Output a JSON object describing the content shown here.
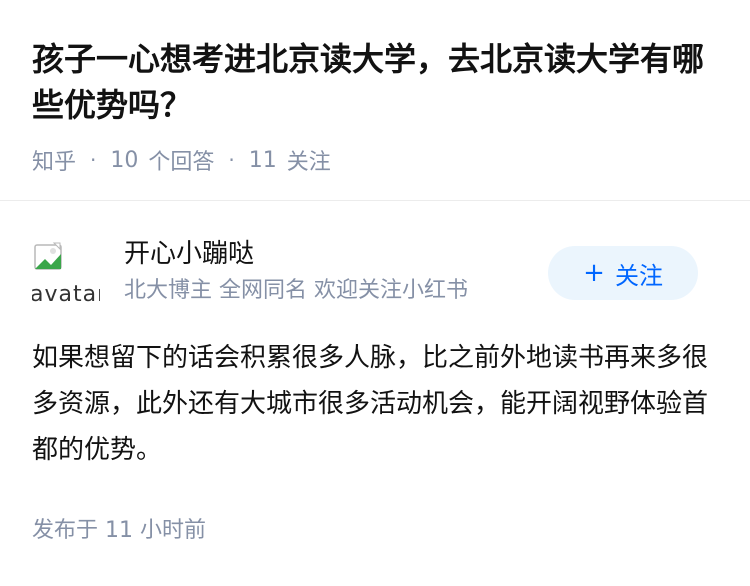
{
  "question": {
    "title": "孩子一心想考进北京读大学，去北京读大学有哪些优势吗？",
    "source": "知乎",
    "separator": "·",
    "answer_count": "10",
    "answer_label": "个回答",
    "follower_count": "11",
    "follower_label": "关注"
  },
  "answer": {
    "author": {
      "avatar_alt": "avatar",
      "name": "开心小蹦哒",
      "bio": "北大博主 全网同名 欢迎关注小红书"
    },
    "follow_button": {
      "icon": "plus-icon",
      "symbol": "+",
      "label": "关注"
    },
    "content": "如果想留下的话会积累很多人脉，比之前外地读书再来多很多资源，此外还有大城市很多活动机会，能开阔视野体验首都的优势。",
    "publish_time": "发布于  11 小时前"
  },
  "colors": {
    "title_text": "#121212",
    "meta_text": "#8590a6",
    "accent_blue": "#0066ff",
    "follow_button_bg": "#ebf5fd",
    "divider": "#ececec"
  }
}
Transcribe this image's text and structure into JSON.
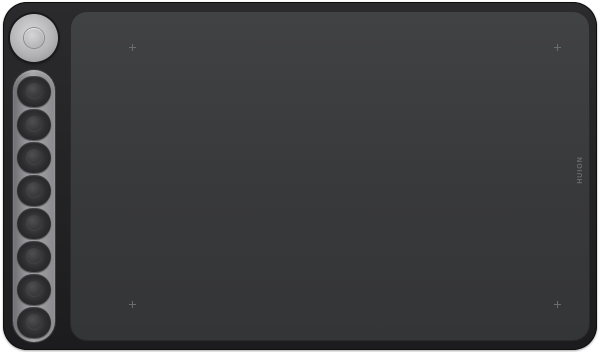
{
  "device": {
    "brand_text": "HUION",
    "colors": {
      "body": "#1c1c1e",
      "active_area": "#3a3b3d",
      "rail": "#9a9a9e",
      "dial": "#b4b4b7"
    },
    "controls": {
      "dial": "dial-icon",
      "express_keys_count": 8
    }
  }
}
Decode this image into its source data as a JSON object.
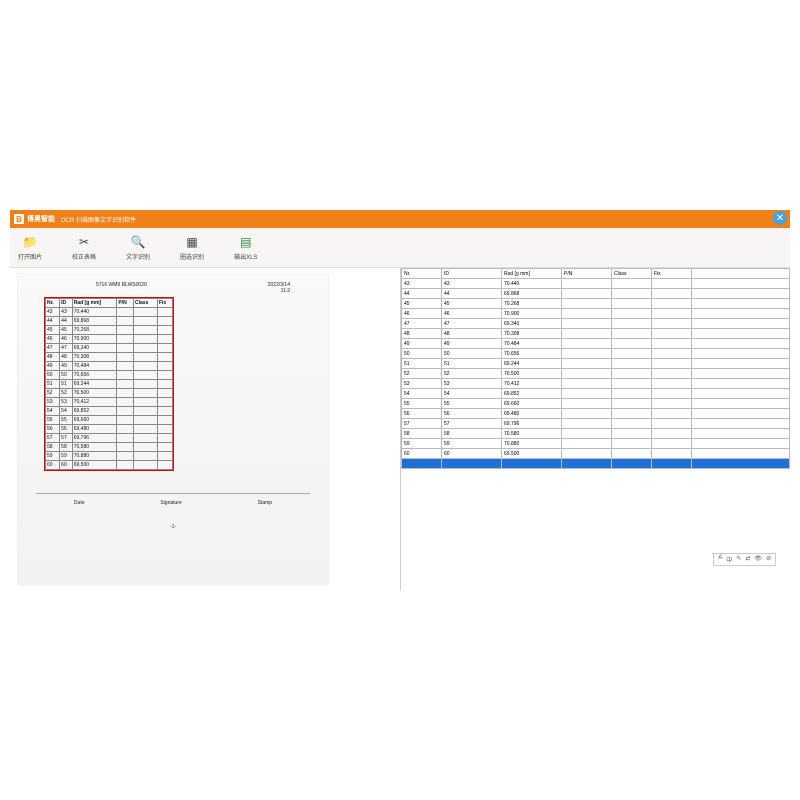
{
  "titlebar": {
    "brand": "博奥智能",
    "app_title": "OCR 扫描图像文字识别软件"
  },
  "toolbar": {
    "btn_open": "打开图片",
    "btn_correct": "校正表格",
    "btn_ocr": "文字识别",
    "btn_area": "圈选识别",
    "btn_export": "输出XLS"
  },
  "scan": {
    "header_left": "5716 WM9 RLWS0020",
    "header_date": "2022/3/14",
    "header_time": "11:2",
    "cols": {
      "c1": "Nr.",
      "c2": "ID",
      "c3": "Rad [g mm]",
      "c4": "P/N",
      "c5": "Class",
      "c6": "Fix"
    },
    "rows": [
      {
        "nr": "43",
        "id": "43",
        "rad": "70,440"
      },
      {
        "nr": "44",
        "id": "44",
        "rad": "69,868"
      },
      {
        "nr": "45",
        "id": "45",
        "rad": "70,268"
      },
      {
        "nr": "46",
        "id": "46",
        "rad": "70,900"
      },
      {
        "nr": "47",
        "id": "47",
        "rad": "69,340"
      },
      {
        "nr": "48",
        "id": "48",
        "rad": "70,308"
      },
      {
        "nr": "49",
        "id": "49",
        "rad": "70,484"
      },
      {
        "nr": "50",
        "id": "50",
        "rad": "70,656"
      },
      {
        "nr": "51",
        "id": "51",
        "rad": "69,244"
      },
      {
        "nr": "52",
        "id": "52",
        "rad": "70,500"
      },
      {
        "nr": "53",
        "id": "53",
        "rad": "70,412"
      },
      {
        "nr": "54",
        "id": "54",
        "rad": "69,852"
      },
      {
        "nr": "55",
        "id": "55",
        "rad": "69,660"
      },
      {
        "nr": "56",
        "id": "56",
        "rad": "69,480"
      },
      {
        "nr": "57",
        "id": "57",
        "rad": "69,796"
      },
      {
        "nr": "58",
        "id": "58",
        "rad": "70,580"
      },
      {
        "nr": "59",
        "id": "59",
        "rad": "70,880"
      },
      {
        "nr": "60",
        "id": "60",
        "rad": "69,500"
      }
    ],
    "footer_date": "Date",
    "footer_sig": "Signature",
    "footer_stamp": "Stamp",
    "page_no": "-1-"
  },
  "result": {
    "cols": {
      "c1": "Nr.",
      "c2": "ID",
      "c3": "Rad [g mm]",
      "c4": "P/N",
      "c5": "Class",
      "c6": "Fix"
    },
    "rows": [
      {
        "nr": "43",
        "id": "43",
        "rad": "70.440"
      },
      {
        "nr": "44",
        "id": "44",
        "rad": "69.868"
      },
      {
        "nr": "45",
        "id": "45",
        "rad": "70.268"
      },
      {
        "nr": "46",
        "id": "46",
        "rad": "70.900"
      },
      {
        "nr": "47",
        "id": "47",
        "rad": "69.340"
      },
      {
        "nr": "48",
        "id": "48",
        "rad": "70.308"
      },
      {
        "nr": "49",
        "id": "49",
        "rad": "70.484"
      },
      {
        "nr": "50",
        "id": "50",
        "rad": "70.656"
      },
      {
        "nr": "51",
        "id": "51",
        "rad": "69.244"
      },
      {
        "nr": "52",
        "id": "52",
        "rad": "70.500"
      },
      {
        "nr": "53",
        "id": "53",
        "rad": "70.412"
      },
      {
        "nr": "54",
        "id": "54",
        "rad": "69.852"
      },
      {
        "nr": "55",
        "id": "55",
        "rad": "69.660"
      },
      {
        "nr": "56",
        "id": "56",
        "rad": "69.480"
      },
      {
        "nr": "57",
        "id": "57",
        "rad": "69.796"
      },
      {
        "nr": "58",
        "id": "58",
        "rad": "70.580"
      },
      {
        "nr": "59",
        "id": "59",
        "rad": "70.880"
      },
      {
        "nr": "60",
        "id": "60",
        "rad": "69.500"
      }
    ]
  },
  "mini_toolbar": {
    "i1": "A",
    "i2": "中",
    "i3": "✎",
    "i4": "⇄",
    "i5": "👁",
    "i6": "⊘"
  }
}
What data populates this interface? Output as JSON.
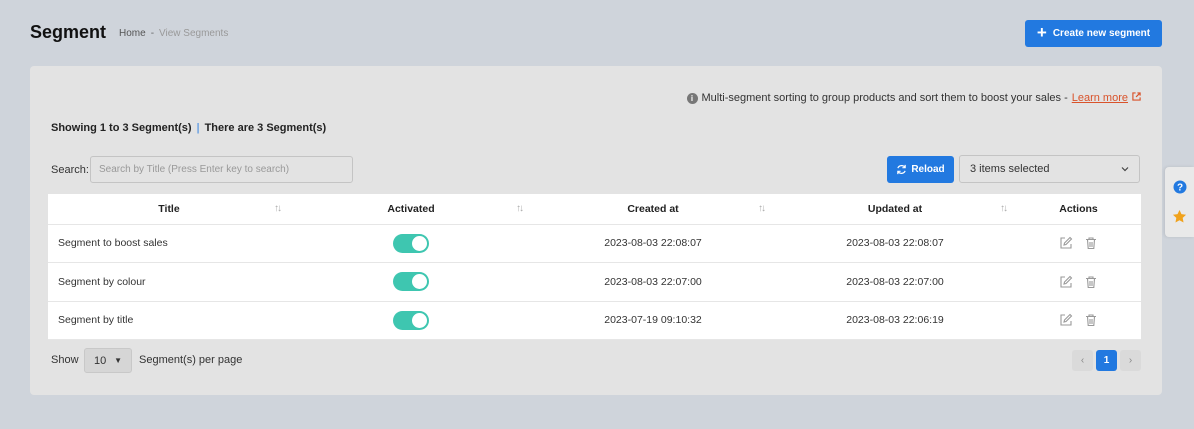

================

* _Your goal_:
Without including any pictures, please restate all the records exactly.

* _Output below_:
Output a JSON object describing the content shown here.
{
  "question": {
    "title": "孩子一心想考进北京读大学，去北京读大学有哪些优势吗？",
    "source": "知乎",
    "separator": "·",
    "answer_count": "10",
    "answer_label": "个回答",
    "follower_count": "11",
    "follower_label": "关注"
  },
  "answer": {
    "author": {
      "avatar_alt": "avatar",
      "name": "开心小蹦哒",
      "bio": "北大博主 全网同名 欢迎关注小红书"
    },
    "follow_button": {
      "icon": "plus-icon",
      "symbol": "+",
      "label": "关注"
    },
    "content": "如果想留下的话会积累很多人脉，比之前外地读书再来多很多资源，此外还有大城市很多活动机会，能开阔视野体验首都的优势。",
    "publish_time": "发布于  11 小时前"
  },
  "colors": {
    "title_text": "#121212",
    "meta_text": "#8590a6",
    "accent_blue": "#0066ff",
    "follow_button_bg": "#ebf5fd",
    "divider": "#ececec"
  }
}
Transcribe this image's text and structure into JSON.
{
  "device": {
    "brand_text": "HUION",
    "colors": {
      "body": "#1c1c1e",
      "active_area": "#3a3b3d",
      "rail": "#9a9a9e",
      "dial": "#b4b4b7"
    },
    "controls": {
      "dial": "dial-icon",
      "express_keys_count": 8
    }
  }
}
Decode this image into its source data as a JSON object.
{
  "titlebar": {
    "brand": "博奥智能",
    "app_title": "OCR 扫描图像文字识别软件"
  },
  "toolbar": {
    "btn_open": "打开图片",
    "btn_correct": "校正表格",
    "btn_ocr": "文字识别",
    "btn_area": "圈选识别",
    "btn_export": "输出XLS"
  },
  "scan": {
    "header_left": "5716 WM9 RLWS0020",
    "header_date": "2022/3/14",
    "header_time": "11:2",
    "cols": {
      "c1": "Nr.",
      "c2": "ID",
      "c3": "Rad [g mm]",
      "c4": "P/N",
      "c5": "Class",
      "c6": "Fix"
    },
    "rows": [
      {
        "nr": "43",
        "id": "43",
        "rad": "70,440"
      },
      {
        "nr": "44",
        "id": "44",
        "rad": "69,868"
      },
      {
        "nr": "45",
        "id": "45",
        "rad": "70,268"
      },
      {
        "nr": "46",
        "id": "46",
        "rad": "70,900"
      },
      {
        "nr": "47",
        "id": "47",
        "rad": "69,340"
      },
      {
        "nr": "48",
        "id": "48",
        "rad": "70,308"
      },
      {
        "nr": "49",
        "id": "49",
        "rad": "70,484"
      },
      {
        "nr": "50",
        "id": "50",
        "rad": "70,656"
      },
      {
        "nr": "51",
        "id": "51",
        "rad": "69,244"
      },
      {
        "nr": "52",
        "id": "52",
        "rad": "70,500"
      },
      {
        "nr": "53",
        "id": "53",
        "rad": "70,412"
      },
      {
        "nr": "54",
        "id": "54",
        "rad": "69,852"
      },
      {
        "nr": "55",
        "id": "55",
        "rad": "69,660"
      },
      {
        "nr": "56",
        "id": "56",
        "rad": "69,480"
      },
      {
        "nr": "57",
        "id": "57",
        "rad": "69,796"
      },
      {
        "nr": "58",
        "id": "58",
        "rad": "70,580"
      },
      {
        "nr": "59",
        "id": "59",
        "rad": "70,880"
      },
      {
        "nr": "60",
        "id": "60",
        "rad": "69,500"
      }
    ],
    "footer_date": "Date",
    "footer_sig": "Signature",
    "footer_stamp": "Stamp",
    "page_no": "-1-"
  },
  "result": {
    "cols": {
      "c1": "Nr.",
      "c2": "ID",
      "c3": "Rad [g mm]",
      "c4": "P/N",
      "c5": "Class",
      "c6": "Fix"
    },
    "rows": [
      {
        "nr": "43",
        "id": "43",
        "rad": "70.440"
      },
      {
        "nr": "44",
        "id": "44",
        "rad": "69.868"
      },
      {
        "nr": "45",
        "id": "45",
        "rad": "70.268"
      },
      {
        "nr": "46",
        "id": "46",
        "rad": "70.900"
      },
      {
        "nr": "47",
        "id": "47",
        "rad": "69.340"
      },
      {
        "nr": "48",
        "id": "48",
        "rad": "70.308"
      },
      {
        "nr": "49",
        "id": "49",
        "rad": "70.484"
      },
      {
        "nr": "50",
        "id": "50",
        "rad": "70.656"
      },
      {
        "nr": "51",
        "id": "51",
        "rad": "69.244"
      },
      {
        "nr": "52",
        "id": "52",
        "rad": "70.500"
      },
      {
        "nr": "53",
        "id": "53",
        "rad": "70.412"
      },
      {
        "nr": "54",
        "id": "54",
        "rad": "69.852"
      },
      {
        "nr": "55",
        "id": "55",
        "rad": "69.660"
      },
      {
        "nr": "56",
        "id": "56",
        "rad": "69.480"
      },
      {
        "nr": "57",
        "id": "57",
        "rad": "69.796"
      },
      {
        "nr": "58",
        "id": "58",
        "rad": "70.580"
      },
      {
        "nr": "59",
        "id": "59",
        "rad": "70.880"
      },
      {
        "nr": "60",
        "id": "60",
        "rad": "69.500"
      }
    ]
  },
  "mini_toolbar": {
    "i1": "A",
    "i2": "中",
    "i3": "✎",
    "i4": "⇄",
    "i5": "👁",
    "i6": "⊘"
  }
}
What data populates this interface? Output as JSON.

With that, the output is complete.